BACKGROUND
Magnetic hard disk drives retrieve and/or store data in computers and other consumer electronics devices. A magnetic hard disk drive includes one or more heads that can read and write information on a corresponding magnetic surface of a spinning disk. Each head is a sub-component of a head gimbal assembly (HGA). The HGA also includes a suspension assembly for holding the head and providing a plurality of electrical connections thereto. The suspension assembly typically includes a load beam, and a fragile laminated flexure to carry the electrical signals to and from the head.
The head typically comprises a slider that includes an air bearing surface (ABS) that faces the magnetic disk surface, a trailing face, and a back face that is opposite the ABS and that faces away from the ABS. A magnetic sensor and a plurality of head bond pads are typically disposed on the trailing face of the slider. Conventionally, the back face of the slider is typically permanently bonded to a tongue portion of the fragile laminated flexure by an adhesive, in a position such that the plurality of head bond pads are aligned with corresponding bond pads on the laminated flexure.

Stated exercise 1
In the hard disk drive background, why is the slider's back face bonded to the flexure tongue in a particular position? Answer in one to three sentences.
Stated exercise 2
Carry the hard disk drive background forward from its last sentence.
The entries are not used for any of this.

Data rows

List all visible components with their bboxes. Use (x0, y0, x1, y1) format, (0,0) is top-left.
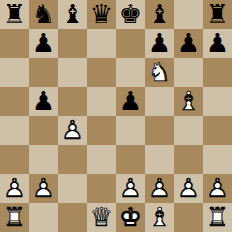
square-c8[interactable]: ♝ (58, 0, 87, 29)
square-e4[interactable] (116, 116, 145, 145)
square-e5[interactable]: ♟ (116, 87, 145, 116)
piece-black-knight: ♞ (29, 0, 58, 29)
square-f2[interactable]: ♟♙ (145, 174, 174, 203)
square-d7[interactable] (87, 29, 116, 58)
piece-white-pawn: ♟♙ (203, 174, 232, 203)
square-h3[interactable] (203, 145, 232, 174)
square-c3[interactable] (58, 145, 87, 174)
square-a3[interactable] (0, 145, 29, 174)
square-b7[interactable]: ♟ (29, 29, 58, 58)
square-b4[interactable] (29, 116, 58, 145)
piece-black-pawn: ♟ (29, 29, 58, 58)
piece-white-queen: ♛♕ (87, 203, 116, 232)
piece-black-rook: ♜ (0, 0, 29, 29)
piece-white-pawn: ♟♙ (145, 174, 174, 203)
square-g8[interactable] (174, 0, 203, 29)
square-f8[interactable]: ♝ (145, 0, 174, 29)
piece-black-king: ♚ (116, 0, 145, 29)
piece-black-queen: ♛ (87, 0, 116, 29)
square-h7[interactable]: ♟ (203, 29, 232, 58)
square-g5[interactable]: ♝♗ (174, 87, 203, 116)
square-a1[interactable]: ♜♖ (0, 203, 29, 232)
piece-white-pawn: ♟♙ (58, 116, 87, 145)
square-a6[interactable] (0, 58, 29, 87)
square-h2[interactable]: ♟♙ (203, 174, 232, 203)
square-d2[interactable] (87, 174, 116, 203)
piece-white-pawn: ♟♙ (116, 174, 145, 203)
square-a4[interactable] (0, 116, 29, 145)
square-b1[interactable] (29, 203, 58, 232)
square-a8[interactable]: ♜ (0, 0, 29, 29)
square-c1[interactable] (58, 203, 87, 232)
square-f1[interactable]: ♝♗ (145, 203, 174, 232)
square-e3[interactable] (116, 145, 145, 174)
square-h5[interactable] (203, 87, 232, 116)
piece-white-bishop: ♝♗ (145, 203, 174, 232)
square-c7[interactable] (58, 29, 87, 58)
piece-white-knight: ♞♘ (145, 58, 174, 87)
square-e6[interactable] (116, 58, 145, 87)
square-b8[interactable]: ♞ (29, 0, 58, 29)
square-g4[interactable] (174, 116, 203, 145)
piece-black-bishop: ♝ (145, 0, 174, 29)
square-e1[interactable]: ♚♔ (116, 203, 145, 232)
square-a7[interactable] (0, 29, 29, 58)
piece-white-pawn: ♟♙ (0, 174, 29, 203)
square-b5[interactable]: ♟ (29, 87, 58, 116)
chess-board: ♜♞♝♛♚♝♜♟♟♟♟♞♘♟♟♝♗♟♙♟♙♟♙♟♙♟♙♟♙♟♙♜♖♛♕♚♔♝♗♜… (0, 0, 232, 232)
piece-white-pawn: ♟♙ (29, 174, 58, 203)
square-b6[interactable] (29, 58, 58, 87)
piece-black-pawn: ♟ (145, 29, 174, 58)
piece-black-pawn: ♟ (29, 87, 58, 116)
square-g3[interactable] (174, 145, 203, 174)
square-e7[interactable] (116, 29, 145, 58)
square-c5[interactable] (58, 87, 87, 116)
square-f3[interactable] (145, 145, 174, 174)
square-d1[interactable]: ♛♕ (87, 203, 116, 232)
square-d5[interactable] (87, 87, 116, 116)
square-d6[interactable] (87, 58, 116, 87)
square-h1[interactable]: ♜♖ (203, 203, 232, 232)
square-e8[interactable]: ♚ (116, 0, 145, 29)
square-g7[interactable]: ♟ (174, 29, 203, 58)
piece-white-rook: ♜♖ (203, 203, 232, 232)
square-d3[interactable] (87, 145, 116, 174)
square-h6[interactable] (203, 58, 232, 87)
square-g2[interactable]: ♟♙ (174, 174, 203, 203)
square-c6[interactable] (58, 58, 87, 87)
square-c2[interactable] (58, 174, 87, 203)
square-h8[interactable]: ♜ (203, 0, 232, 29)
square-f7[interactable]: ♟ (145, 29, 174, 58)
square-f6[interactable]: ♞♘ (145, 58, 174, 87)
piece-black-rook: ♜ (203, 0, 232, 29)
square-h4[interactable] (203, 116, 232, 145)
piece-black-pawn: ♟ (174, 29, 203, 58)
square-e2[interactable]: ♟♙ (116, 174, 145, 203)
piece-white-rook: ♜♖ (0, 203, 29, 232)
square-g1[interactable] (174, 203, 203, 232)
piece-black-pawn: ♟ (203, 29, 232, 58)
square-f5[interactable] (145, 87, 174, 116)
piece-black-bishop: ♝ (58, 0, 87, 29)
square-d8[interactable]: ♛ (87, 0, 116, 29)
piece-white-king: ♚♔ (116, 203, 145, 232)
square-d4[interactable] (87, 116, 116, 145)
square-b2[interactable]: ♟♙ (29, 174, 58, 203)
piece-black-pawn: ♟ (116, 87, 145, 116)
square-f4[interactable] (145, 116, 174, 145)
square-g6[interactable] (174, 58, 203, 87)
square-b3[interactable] (29, 145, 58, 174)
piece-white-bishop: ♝♗ (174, 87, 203, 116)
square-a2[interactable]: ♟♙ (0, 174, 29, 203)
piece-white-pawn: ♟♙ (174, 174, 203, 203)
square-c4[interactable]: ♟♙ (58, 116, 87, 145)
square-a5[interactable] (0, 87, 29, 116)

Task answer 1
The back face is bonded to the tongue in a position where the head bond pads on the slider's trailing face line up with the matching bond pads on the laminated flexure.

Task answer 2
However, market demand for disk drives with higher areal data density has motivated development of conventional fine actuators to produce relative motion between the flexure tongue and the head. Such conventional fine actuators are intended to desirably enable the head to read and write with smaller spacing between data tracks written on the disk. But the actual relative motion between the flexure tongue and the head produced by such fine actuators may be hindered or limited by conventional flexure designs, which may not be compliant enough to allow such relative motion without unacceptably high force, torque, and/or stress.
For example, in some cases, a conventional flexure may have acceptable compliance until its flexure bond pads are bonded to the head, after which the conventional flexure presents unacceptably high stiffness to the fine actuator. Hence, there is a need in the art for a flexure design that is compliant enough (after bonding of the flexure bond pads) to allow a conventional fine actuator to produce relative motion between the flexure tongue and the head, with increased stroke and/or reduced force, torque, or stress.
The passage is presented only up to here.